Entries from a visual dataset

** Begin **

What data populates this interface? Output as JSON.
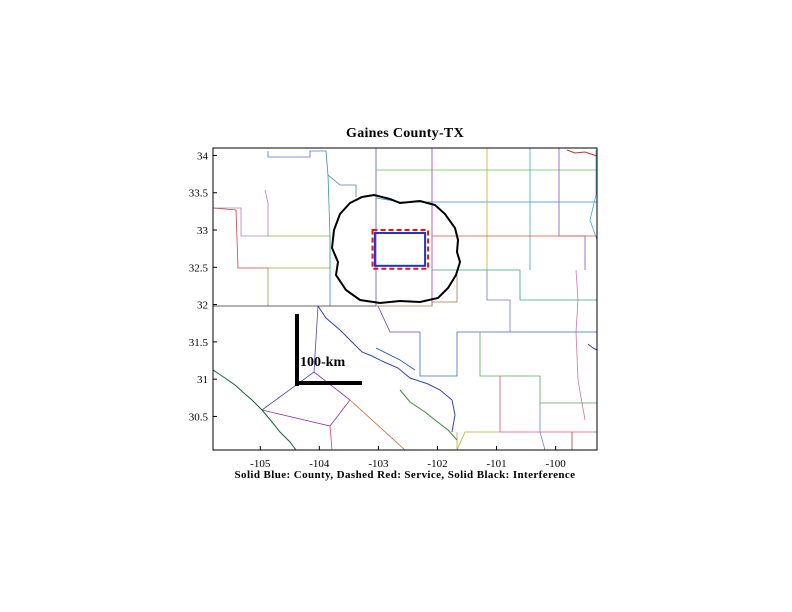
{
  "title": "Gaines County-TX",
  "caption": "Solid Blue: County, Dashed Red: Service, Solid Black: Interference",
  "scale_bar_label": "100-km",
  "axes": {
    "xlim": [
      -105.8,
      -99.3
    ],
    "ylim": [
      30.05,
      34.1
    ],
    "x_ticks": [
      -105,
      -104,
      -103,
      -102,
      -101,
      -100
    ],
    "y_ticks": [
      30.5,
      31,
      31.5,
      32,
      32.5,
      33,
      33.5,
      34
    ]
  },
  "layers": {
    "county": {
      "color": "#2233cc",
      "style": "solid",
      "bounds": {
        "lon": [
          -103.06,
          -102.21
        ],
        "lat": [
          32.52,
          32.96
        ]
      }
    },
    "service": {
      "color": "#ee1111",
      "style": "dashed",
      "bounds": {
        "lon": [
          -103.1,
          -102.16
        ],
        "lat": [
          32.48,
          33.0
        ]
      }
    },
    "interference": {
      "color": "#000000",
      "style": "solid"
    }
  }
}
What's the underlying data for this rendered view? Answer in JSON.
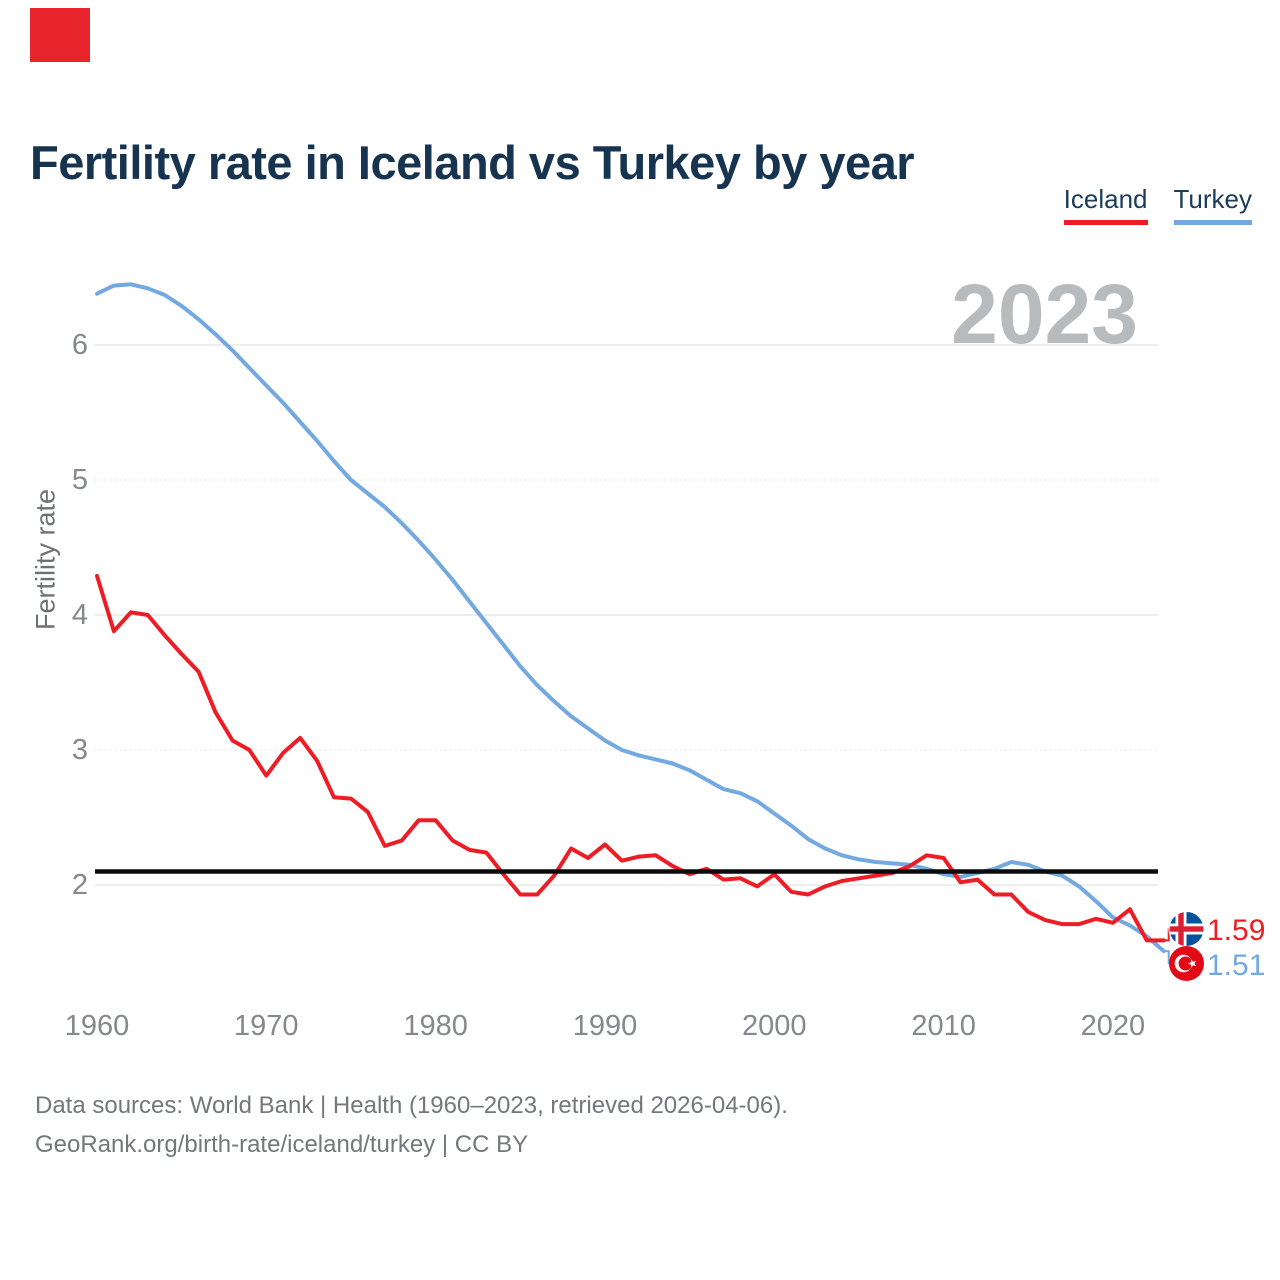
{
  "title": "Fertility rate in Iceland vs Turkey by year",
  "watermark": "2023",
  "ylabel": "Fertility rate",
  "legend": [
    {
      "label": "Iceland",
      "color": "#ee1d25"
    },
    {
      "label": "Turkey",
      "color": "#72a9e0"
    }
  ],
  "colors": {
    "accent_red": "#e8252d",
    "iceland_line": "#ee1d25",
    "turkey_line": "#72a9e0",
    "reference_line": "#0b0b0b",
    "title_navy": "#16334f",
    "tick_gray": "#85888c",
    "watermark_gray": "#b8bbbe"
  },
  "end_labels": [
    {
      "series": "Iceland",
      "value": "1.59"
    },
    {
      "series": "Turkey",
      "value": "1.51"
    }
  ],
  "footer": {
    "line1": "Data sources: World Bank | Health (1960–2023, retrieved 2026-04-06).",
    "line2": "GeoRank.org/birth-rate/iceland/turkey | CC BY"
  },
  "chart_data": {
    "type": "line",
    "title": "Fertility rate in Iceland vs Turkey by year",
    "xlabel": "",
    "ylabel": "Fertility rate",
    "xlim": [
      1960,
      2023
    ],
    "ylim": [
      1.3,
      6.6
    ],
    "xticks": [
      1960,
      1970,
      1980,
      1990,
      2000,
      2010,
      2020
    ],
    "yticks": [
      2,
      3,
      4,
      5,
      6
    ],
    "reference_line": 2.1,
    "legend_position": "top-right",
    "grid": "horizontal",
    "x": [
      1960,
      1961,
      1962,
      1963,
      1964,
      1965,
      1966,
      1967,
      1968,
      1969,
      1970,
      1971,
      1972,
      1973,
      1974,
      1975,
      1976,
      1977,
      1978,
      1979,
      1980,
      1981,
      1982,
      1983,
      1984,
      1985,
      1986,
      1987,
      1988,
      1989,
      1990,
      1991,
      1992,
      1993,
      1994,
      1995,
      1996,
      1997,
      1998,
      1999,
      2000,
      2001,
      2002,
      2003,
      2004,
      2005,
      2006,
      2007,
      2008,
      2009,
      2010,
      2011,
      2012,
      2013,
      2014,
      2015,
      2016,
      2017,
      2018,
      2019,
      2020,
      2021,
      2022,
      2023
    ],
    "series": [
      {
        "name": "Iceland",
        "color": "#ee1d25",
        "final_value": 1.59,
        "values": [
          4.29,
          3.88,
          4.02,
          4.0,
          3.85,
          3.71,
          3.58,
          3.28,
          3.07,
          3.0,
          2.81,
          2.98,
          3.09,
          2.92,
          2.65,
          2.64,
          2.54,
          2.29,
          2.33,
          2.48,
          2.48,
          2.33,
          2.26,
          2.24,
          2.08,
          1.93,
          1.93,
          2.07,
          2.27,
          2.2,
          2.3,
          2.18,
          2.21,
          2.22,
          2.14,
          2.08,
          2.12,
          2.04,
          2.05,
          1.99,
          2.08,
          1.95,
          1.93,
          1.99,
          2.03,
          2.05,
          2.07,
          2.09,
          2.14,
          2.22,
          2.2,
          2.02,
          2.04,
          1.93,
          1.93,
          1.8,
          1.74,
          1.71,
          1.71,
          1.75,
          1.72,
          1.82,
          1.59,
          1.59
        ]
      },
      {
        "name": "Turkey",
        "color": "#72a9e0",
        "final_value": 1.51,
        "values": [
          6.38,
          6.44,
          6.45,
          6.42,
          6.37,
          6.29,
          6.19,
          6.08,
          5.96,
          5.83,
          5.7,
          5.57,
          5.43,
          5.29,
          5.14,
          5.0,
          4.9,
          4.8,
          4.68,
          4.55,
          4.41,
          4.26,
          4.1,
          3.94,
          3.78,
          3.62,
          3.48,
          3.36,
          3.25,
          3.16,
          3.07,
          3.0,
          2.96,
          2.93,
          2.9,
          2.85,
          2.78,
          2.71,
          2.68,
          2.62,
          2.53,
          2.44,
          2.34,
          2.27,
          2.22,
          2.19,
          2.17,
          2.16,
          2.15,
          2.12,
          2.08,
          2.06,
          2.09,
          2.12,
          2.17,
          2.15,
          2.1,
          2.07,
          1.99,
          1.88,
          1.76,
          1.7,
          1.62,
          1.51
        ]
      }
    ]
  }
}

** End **
** Begin **

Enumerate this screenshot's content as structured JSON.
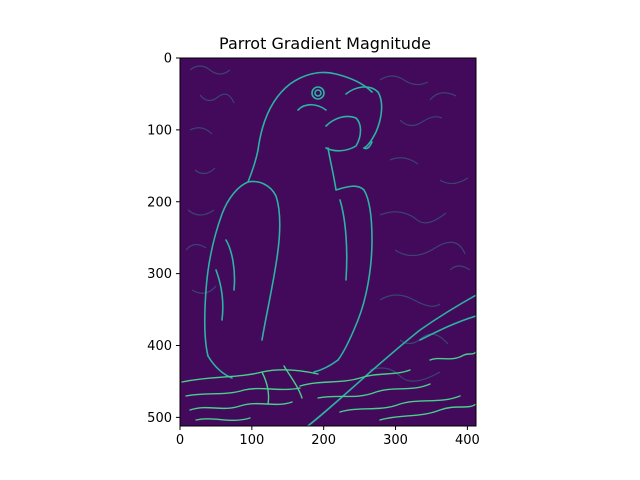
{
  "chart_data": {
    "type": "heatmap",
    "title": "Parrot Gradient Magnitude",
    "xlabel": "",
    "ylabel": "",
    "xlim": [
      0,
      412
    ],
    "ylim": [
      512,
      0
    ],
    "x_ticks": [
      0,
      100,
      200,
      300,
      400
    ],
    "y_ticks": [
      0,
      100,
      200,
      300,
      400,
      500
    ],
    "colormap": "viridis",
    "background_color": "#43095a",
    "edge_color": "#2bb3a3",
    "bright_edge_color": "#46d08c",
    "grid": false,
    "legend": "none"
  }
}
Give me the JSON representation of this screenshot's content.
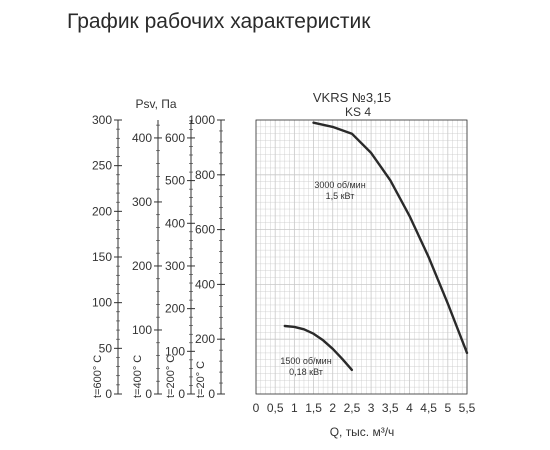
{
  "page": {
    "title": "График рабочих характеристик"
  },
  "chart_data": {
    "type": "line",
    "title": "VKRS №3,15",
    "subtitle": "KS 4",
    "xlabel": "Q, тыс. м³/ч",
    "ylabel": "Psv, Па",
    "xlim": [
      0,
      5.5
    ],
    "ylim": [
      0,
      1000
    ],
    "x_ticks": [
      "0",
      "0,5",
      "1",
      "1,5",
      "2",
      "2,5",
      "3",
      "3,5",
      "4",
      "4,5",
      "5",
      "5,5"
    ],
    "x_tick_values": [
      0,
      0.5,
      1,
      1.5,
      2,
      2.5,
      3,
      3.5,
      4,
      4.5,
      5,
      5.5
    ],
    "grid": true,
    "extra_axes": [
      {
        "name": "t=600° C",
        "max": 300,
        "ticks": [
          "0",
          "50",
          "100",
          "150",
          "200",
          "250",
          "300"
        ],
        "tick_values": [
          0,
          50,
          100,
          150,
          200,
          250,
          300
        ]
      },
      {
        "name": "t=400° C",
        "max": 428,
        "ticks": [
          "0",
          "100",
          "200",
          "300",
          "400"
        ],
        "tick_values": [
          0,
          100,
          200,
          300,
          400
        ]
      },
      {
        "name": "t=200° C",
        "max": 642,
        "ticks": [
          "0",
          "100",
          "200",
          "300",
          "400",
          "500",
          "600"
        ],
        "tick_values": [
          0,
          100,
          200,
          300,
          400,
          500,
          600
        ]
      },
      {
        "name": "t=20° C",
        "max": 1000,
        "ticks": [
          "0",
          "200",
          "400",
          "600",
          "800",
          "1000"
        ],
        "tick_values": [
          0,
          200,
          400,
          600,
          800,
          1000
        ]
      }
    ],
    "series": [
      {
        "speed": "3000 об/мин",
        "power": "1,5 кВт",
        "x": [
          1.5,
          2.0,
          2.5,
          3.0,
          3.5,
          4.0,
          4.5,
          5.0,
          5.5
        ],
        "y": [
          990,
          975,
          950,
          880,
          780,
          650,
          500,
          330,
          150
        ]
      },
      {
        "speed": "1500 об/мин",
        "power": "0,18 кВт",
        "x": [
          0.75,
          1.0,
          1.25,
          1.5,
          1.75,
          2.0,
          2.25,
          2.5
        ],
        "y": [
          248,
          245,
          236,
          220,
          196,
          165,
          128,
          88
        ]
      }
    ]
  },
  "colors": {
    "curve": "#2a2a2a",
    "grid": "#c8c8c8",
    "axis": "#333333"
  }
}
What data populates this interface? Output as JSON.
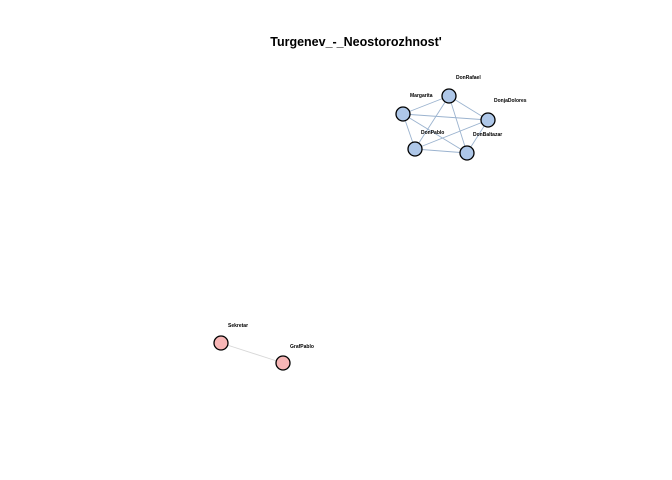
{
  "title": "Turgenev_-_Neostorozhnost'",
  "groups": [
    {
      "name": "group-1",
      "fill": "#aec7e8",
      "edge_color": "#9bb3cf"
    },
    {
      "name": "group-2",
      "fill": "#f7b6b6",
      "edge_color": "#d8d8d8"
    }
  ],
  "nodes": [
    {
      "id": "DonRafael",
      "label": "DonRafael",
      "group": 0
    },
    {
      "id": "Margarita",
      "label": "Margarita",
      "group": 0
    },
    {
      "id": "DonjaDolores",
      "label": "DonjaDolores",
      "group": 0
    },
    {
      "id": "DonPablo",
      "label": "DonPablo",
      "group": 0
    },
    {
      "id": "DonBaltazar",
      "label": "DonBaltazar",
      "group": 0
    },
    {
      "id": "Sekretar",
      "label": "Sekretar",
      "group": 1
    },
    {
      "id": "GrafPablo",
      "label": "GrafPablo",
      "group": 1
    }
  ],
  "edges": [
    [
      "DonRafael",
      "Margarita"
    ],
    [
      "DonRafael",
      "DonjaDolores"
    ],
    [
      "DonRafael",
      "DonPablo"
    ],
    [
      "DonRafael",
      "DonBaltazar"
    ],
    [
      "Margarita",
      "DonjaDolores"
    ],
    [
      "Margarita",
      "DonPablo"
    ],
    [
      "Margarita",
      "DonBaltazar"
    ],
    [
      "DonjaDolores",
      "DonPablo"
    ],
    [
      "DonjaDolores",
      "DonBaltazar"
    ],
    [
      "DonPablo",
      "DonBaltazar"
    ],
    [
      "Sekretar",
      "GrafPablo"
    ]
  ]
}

** End **

Look through the entries and work out how many lines have the word "grid" in them; reply with that number only.

**REPLY TO THE TASK**
4